• [Task description] Can you give the material again from its start through the line containing "colorbar-segment — [38, 594, 76, 617]", swapping "borders" for "boundaries" and leaving everything else unchanged?
....
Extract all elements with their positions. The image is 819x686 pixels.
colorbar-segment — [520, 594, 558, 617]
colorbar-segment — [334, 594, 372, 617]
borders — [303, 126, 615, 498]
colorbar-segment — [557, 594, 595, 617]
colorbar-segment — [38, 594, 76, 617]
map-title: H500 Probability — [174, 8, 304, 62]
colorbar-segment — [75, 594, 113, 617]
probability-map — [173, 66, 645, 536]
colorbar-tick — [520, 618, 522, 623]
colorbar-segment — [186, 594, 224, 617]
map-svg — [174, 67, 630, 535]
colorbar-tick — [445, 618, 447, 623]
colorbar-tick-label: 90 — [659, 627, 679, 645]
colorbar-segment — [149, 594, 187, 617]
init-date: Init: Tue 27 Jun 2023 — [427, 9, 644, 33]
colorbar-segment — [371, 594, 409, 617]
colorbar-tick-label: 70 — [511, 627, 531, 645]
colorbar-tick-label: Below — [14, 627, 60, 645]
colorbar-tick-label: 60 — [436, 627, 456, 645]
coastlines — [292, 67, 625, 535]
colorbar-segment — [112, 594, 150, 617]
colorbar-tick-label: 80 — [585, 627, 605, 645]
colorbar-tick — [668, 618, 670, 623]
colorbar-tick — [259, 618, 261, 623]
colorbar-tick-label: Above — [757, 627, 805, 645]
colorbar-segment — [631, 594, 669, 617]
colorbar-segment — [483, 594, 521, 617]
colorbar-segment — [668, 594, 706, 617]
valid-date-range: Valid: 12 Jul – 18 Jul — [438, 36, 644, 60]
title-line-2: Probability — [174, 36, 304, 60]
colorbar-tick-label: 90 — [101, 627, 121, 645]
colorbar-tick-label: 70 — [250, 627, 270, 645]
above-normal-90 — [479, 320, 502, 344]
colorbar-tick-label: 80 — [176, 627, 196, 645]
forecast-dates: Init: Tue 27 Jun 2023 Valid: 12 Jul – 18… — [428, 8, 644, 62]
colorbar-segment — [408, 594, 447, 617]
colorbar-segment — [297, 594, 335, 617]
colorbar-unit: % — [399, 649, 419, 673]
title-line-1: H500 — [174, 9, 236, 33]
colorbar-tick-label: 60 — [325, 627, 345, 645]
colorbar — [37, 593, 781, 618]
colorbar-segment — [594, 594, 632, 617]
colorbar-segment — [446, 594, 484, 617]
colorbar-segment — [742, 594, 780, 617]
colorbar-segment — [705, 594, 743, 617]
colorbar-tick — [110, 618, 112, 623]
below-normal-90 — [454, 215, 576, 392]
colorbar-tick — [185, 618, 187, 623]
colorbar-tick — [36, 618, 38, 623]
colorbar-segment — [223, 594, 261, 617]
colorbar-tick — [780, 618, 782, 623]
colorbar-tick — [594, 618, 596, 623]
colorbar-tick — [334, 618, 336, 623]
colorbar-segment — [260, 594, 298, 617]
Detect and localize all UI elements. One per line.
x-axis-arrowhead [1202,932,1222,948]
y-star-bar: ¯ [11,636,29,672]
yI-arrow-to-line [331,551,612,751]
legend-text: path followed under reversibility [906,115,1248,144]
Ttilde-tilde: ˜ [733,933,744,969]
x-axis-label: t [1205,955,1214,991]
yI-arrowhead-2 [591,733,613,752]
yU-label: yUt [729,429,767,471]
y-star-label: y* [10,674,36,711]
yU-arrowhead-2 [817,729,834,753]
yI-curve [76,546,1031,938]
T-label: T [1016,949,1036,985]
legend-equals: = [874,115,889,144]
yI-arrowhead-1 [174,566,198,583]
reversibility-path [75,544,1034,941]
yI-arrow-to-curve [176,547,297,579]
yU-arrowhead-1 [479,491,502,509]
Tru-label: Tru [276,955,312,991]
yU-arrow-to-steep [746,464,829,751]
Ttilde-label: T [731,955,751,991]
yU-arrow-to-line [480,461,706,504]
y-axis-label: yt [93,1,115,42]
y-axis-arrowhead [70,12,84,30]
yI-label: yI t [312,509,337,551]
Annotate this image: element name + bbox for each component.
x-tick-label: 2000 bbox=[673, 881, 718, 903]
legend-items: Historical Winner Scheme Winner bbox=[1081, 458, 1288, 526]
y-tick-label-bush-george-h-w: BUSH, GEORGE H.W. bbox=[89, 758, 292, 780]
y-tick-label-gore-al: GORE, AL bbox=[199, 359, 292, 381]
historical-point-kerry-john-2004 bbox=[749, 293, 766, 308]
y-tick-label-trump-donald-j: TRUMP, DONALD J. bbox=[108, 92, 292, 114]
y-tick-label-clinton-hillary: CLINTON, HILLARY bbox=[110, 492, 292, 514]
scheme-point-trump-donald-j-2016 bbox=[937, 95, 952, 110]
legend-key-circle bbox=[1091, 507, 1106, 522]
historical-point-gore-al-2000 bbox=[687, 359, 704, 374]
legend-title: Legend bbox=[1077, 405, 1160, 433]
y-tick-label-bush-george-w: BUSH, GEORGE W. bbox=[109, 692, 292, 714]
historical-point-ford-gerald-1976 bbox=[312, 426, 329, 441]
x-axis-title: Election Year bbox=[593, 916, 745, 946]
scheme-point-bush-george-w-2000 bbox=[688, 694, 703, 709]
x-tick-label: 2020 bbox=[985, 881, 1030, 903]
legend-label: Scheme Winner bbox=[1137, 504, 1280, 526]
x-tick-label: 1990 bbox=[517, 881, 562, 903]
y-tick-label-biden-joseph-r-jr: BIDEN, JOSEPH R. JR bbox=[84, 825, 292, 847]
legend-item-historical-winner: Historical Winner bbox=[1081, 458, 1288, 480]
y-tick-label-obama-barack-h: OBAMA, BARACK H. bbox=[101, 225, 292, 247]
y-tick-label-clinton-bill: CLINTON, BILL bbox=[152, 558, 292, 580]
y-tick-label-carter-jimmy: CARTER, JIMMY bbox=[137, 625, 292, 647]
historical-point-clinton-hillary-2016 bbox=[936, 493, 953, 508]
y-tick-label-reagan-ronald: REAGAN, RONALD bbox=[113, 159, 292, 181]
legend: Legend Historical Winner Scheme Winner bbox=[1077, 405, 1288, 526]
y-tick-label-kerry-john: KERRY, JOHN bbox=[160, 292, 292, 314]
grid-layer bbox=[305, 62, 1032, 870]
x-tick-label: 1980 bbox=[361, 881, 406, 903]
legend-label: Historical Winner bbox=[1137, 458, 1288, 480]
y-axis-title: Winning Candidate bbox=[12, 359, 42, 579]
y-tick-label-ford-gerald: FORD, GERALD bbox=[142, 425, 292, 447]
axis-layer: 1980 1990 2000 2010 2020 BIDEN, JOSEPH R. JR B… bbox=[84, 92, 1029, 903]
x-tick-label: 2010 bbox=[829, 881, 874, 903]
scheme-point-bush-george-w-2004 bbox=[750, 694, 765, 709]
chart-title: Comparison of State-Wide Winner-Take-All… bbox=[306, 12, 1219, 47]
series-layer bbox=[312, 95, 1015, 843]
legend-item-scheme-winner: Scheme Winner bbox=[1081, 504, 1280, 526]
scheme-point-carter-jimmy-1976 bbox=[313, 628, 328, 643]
....
• [Reply to the exercise]
Extract all elements with their positions. The image is 819x686 pixels.
colorbar-segment — [520, 594, 558, 617]
colorbar-segment — [334, 594, 372, 617]
boundaries — [303, 126, 615, 498]
colorbar-segment — [557, 594, 595, 617]
colorbar-segment — [38, 594, 76, 617]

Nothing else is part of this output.